AIM: Check each line of the material below for "wird". Report how many have it, with no other words.

SOURCE MATERIAL:
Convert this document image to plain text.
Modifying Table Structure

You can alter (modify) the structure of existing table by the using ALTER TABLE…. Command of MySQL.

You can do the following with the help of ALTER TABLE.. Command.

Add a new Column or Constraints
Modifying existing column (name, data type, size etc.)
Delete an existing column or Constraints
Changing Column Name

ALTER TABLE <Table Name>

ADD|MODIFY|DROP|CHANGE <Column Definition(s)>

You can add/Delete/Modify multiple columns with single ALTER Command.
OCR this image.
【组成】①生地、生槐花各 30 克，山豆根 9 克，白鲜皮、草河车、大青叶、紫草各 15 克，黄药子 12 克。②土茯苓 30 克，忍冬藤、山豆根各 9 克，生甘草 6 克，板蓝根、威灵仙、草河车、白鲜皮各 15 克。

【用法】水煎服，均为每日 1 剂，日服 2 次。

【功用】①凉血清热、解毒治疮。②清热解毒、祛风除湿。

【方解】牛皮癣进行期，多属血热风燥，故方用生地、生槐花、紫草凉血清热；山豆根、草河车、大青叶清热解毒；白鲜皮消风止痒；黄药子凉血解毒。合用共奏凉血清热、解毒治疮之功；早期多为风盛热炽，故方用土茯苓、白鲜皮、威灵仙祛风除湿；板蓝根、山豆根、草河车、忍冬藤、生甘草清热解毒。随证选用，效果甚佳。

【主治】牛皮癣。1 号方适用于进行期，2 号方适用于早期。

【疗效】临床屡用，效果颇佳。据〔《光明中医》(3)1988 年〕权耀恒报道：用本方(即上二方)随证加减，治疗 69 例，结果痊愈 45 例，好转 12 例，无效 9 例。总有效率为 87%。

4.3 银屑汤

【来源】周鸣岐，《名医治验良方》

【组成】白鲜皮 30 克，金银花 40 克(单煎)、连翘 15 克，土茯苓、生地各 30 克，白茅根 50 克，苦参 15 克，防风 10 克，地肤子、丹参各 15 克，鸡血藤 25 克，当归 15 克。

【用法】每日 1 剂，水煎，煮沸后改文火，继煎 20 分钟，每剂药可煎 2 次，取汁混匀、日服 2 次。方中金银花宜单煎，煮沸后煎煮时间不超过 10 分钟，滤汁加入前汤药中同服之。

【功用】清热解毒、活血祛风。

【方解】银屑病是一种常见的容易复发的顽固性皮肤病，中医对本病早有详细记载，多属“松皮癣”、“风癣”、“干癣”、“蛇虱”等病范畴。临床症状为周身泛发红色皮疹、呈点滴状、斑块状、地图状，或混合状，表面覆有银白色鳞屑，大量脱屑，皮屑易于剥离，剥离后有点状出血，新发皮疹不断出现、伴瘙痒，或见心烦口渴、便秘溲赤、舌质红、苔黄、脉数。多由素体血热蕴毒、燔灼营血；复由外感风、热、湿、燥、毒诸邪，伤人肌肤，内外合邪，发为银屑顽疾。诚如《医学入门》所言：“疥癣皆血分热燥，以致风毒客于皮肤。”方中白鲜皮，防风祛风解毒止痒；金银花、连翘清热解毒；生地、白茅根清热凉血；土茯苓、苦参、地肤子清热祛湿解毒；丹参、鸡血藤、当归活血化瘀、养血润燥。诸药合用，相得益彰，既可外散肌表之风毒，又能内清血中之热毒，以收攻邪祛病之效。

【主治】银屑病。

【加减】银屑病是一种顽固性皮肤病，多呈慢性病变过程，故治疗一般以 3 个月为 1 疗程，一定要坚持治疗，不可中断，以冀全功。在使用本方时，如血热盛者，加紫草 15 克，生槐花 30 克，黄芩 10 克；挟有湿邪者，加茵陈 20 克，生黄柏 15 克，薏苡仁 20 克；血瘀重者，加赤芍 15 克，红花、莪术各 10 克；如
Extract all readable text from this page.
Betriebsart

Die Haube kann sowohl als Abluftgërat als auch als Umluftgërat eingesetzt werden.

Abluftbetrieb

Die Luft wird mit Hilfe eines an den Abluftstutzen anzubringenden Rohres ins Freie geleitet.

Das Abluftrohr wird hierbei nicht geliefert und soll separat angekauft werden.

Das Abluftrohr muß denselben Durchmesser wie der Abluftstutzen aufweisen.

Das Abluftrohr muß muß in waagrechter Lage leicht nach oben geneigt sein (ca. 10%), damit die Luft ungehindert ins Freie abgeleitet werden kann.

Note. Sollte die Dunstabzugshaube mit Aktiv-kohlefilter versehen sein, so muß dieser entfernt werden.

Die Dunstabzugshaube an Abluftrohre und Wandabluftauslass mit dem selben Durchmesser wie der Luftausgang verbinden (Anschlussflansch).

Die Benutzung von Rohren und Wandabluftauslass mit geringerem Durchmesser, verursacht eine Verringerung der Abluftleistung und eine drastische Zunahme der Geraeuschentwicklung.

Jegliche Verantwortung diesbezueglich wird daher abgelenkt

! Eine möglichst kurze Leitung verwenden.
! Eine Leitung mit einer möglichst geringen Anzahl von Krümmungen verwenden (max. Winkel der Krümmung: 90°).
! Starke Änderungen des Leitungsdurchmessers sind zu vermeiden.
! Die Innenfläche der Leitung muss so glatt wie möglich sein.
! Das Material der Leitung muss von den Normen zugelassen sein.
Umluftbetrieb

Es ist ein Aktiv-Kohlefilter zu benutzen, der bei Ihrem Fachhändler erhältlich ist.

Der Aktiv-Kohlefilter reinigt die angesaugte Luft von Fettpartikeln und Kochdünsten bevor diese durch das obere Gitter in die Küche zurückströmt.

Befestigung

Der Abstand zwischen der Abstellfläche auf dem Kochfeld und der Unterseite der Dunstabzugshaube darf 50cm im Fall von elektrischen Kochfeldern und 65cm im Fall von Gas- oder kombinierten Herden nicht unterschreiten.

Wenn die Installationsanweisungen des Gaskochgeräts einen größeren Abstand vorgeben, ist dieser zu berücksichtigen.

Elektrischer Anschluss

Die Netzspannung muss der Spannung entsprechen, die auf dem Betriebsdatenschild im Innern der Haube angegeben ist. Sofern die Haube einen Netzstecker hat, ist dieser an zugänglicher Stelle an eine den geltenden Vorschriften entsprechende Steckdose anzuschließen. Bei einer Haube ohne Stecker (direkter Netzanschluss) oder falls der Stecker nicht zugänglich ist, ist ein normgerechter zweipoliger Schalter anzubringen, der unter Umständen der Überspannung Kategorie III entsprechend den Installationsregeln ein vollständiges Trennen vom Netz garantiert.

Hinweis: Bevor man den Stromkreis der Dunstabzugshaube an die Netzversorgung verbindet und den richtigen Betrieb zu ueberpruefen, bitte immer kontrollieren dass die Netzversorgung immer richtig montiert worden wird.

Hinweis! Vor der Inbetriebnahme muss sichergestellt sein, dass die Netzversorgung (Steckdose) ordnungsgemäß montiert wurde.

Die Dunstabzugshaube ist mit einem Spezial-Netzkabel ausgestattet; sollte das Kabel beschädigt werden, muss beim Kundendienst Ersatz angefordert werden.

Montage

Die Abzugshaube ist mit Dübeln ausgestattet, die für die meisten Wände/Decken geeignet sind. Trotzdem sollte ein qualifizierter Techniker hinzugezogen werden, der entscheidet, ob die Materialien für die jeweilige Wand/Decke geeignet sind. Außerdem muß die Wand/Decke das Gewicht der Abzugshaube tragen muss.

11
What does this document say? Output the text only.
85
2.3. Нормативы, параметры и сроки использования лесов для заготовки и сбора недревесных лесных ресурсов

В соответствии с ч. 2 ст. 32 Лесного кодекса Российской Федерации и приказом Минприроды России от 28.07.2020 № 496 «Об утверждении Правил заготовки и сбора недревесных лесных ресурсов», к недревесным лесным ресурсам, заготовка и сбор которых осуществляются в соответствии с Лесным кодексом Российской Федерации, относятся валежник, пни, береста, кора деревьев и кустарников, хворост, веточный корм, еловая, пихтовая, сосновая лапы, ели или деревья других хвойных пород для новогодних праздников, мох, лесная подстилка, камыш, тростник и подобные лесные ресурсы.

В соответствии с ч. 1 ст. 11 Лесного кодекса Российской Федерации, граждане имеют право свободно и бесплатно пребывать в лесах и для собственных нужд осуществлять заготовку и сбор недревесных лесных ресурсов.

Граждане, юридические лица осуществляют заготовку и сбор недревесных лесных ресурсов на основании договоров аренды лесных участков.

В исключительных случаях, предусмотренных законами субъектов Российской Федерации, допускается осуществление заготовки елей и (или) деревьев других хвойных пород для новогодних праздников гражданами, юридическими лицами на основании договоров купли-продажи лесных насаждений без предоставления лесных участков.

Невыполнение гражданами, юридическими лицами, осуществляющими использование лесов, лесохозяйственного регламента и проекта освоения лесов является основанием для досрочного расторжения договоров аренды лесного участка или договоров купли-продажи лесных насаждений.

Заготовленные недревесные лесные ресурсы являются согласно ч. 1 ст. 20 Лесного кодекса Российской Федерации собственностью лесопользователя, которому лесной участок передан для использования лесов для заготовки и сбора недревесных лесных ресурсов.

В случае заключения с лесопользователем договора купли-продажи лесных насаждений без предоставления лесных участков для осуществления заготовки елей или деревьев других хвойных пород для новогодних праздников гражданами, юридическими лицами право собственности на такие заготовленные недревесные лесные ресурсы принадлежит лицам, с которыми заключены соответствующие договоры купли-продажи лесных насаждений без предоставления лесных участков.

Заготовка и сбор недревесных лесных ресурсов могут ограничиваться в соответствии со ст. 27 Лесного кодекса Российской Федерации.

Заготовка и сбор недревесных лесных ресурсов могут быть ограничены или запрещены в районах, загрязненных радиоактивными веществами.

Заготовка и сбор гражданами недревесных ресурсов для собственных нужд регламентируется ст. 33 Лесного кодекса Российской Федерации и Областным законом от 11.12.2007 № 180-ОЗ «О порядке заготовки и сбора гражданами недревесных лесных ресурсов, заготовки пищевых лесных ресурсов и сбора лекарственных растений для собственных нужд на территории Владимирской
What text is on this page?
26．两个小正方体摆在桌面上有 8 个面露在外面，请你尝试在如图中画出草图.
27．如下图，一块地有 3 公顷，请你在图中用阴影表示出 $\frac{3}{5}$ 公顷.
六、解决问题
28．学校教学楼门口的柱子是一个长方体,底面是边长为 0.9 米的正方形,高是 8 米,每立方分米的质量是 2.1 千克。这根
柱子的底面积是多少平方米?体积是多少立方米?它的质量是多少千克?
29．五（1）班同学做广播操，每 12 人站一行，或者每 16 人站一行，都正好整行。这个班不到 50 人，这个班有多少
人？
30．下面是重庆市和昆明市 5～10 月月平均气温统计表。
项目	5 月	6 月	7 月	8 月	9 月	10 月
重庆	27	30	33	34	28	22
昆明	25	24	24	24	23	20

THE SOLUTION: 4